Description of the task
Your task is to repeat the entries exactly. Leave the pictures out.
****
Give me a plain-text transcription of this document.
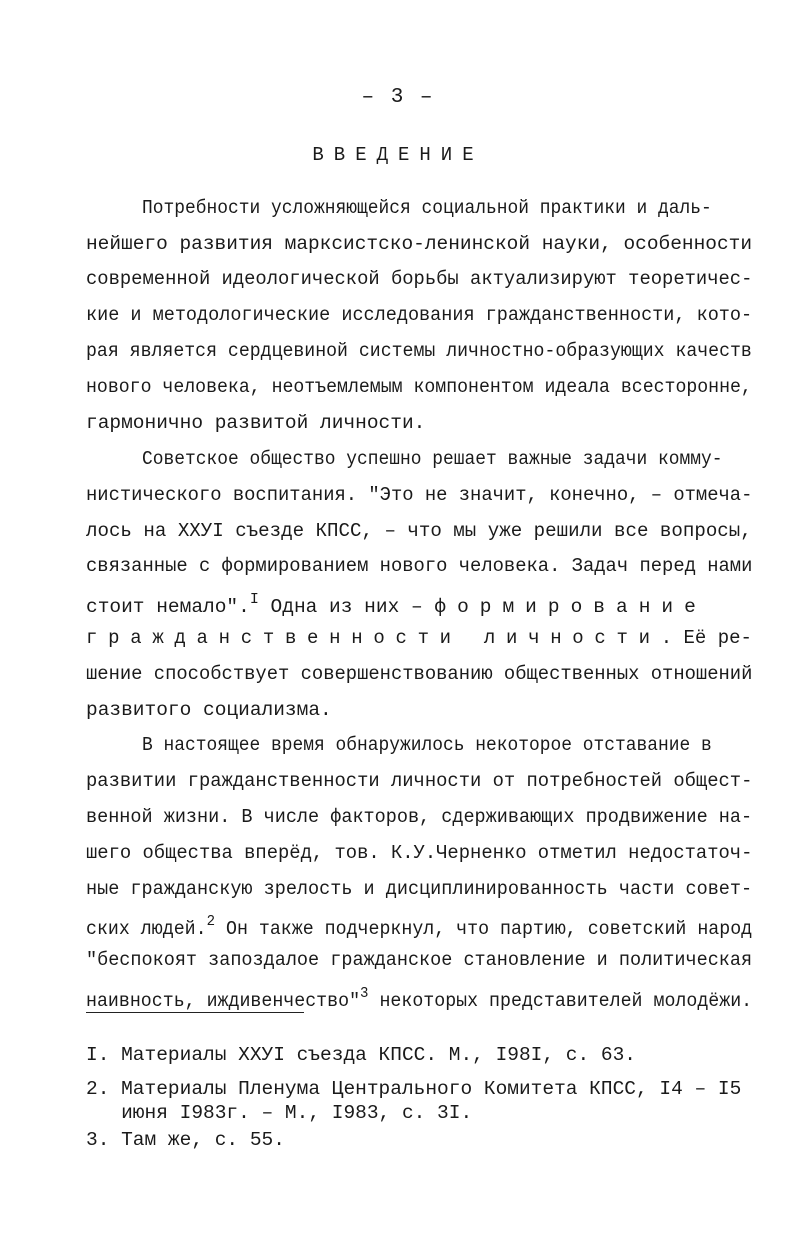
– 3 –
ВВЕДЕНИЕ
Потребности усложняющейся социальной практики и даль-
нейшего развития марксистско-ленинской науки, особенности
современной идеологической борьбы актуализируют теоретичес-
кие и методологические исследования гражданственности, кото-
рая является сердцевиной системы личностно-образующих качеств
нового человека, неотъемлемым компонентом идеала всесторонне,
гармонично развитой личности.
Советское общество успешно решает важные задачи комму-
нистического воспитания. "Это не значит, конечно, – отмеча-
лось на ХХУI съезде КПСС, – что мы уже решили все вопросы,
связанные с формированием нового человека. Задач перед нами
стоит немало".$^I$ Одна из них – формирование
гражданственности личности. Её ре-
шение способствует совершенствованию общественных отношений
развитого социализма.
В настоящее время обнаружилось некоторое отставание в
развитии гражданственности личности от потребностей общест-
венной жизни. В числе факторов, сдерживающих продвижение на-
шего общества вперёд, тов. К.У.Черненко отметил недостаточ-
ные гражданскую зрелость и дисциплинированность части совет-
ских людей.$^2$ Он также подчеркнул, что партию, советский народ
"беспокоят запоздалое гражданское становление и политическая
наивность, иждивенчество"$^3$ некоторых представителей молодёжи.
I. Материалы ХХУI съезда КПСС. М., I98I, с. 63.
2. Материалы Пленума Центрального Комитета КПСС, I4 – I5
июня I983г. – М., I983, с. 3I.
3. Там же, с. 55.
****
Answer to the task
Give me a plain-text transcription of this document.
– 3 –
ВВЕДЕНИЕ
Потребности усложняющейся социальной практики и даль-
нейшего развития марксистско-ленинской науки, особенности
современной идеологической борьбы актуализируют теоретичес-
кие и методологические исследования гражданственности, кото-
рая является сердцевиной системы личностно-образующих качеств
нового человека, неотъемлемым компонентом идеала всесторонне,
гармонично развитой личности.
Советское общество успешно решает важные задачи комму-
нистического воспитания. "Это не значит, конечно, – отмеча-
лось на ХХУI съезде КПСС, – что мы уже решили все вопросы,
связанные с формированием нового человека. Задач перед нами
стоит немало".$^I$ Одна из них – формирование
гражданственности личности. Её ре-
шение способствует совершенствованию общественных отношений
развитого социализма.
В настоящее время обнаружилось некоторое отставание в
развитии гражданственности личности от потребностей общест-
венной жизни. В числе факторов, сдерживающих продвижение на-
шего общества вперёд, тов. К.У.Черненко отметил недостаточ-
ные гражданскую зрелость и дисциплинированность части совет-
ских людей.$^2$ Он также подчеркнул, что партию, советский народ
"беспокоят запоздалое гражданское становление и политическая
наивность, иждивенчество"$^3$ некоторых представителей молодёжи.
I. Материалы ХХУI съезда КПСС. М., I98I, с. 63.
2. Материалы Пленума Центрального Комитета КПСС, I4 – I5
июня I983г. – М., I983, с. 3I.
3. Там же, с. 55.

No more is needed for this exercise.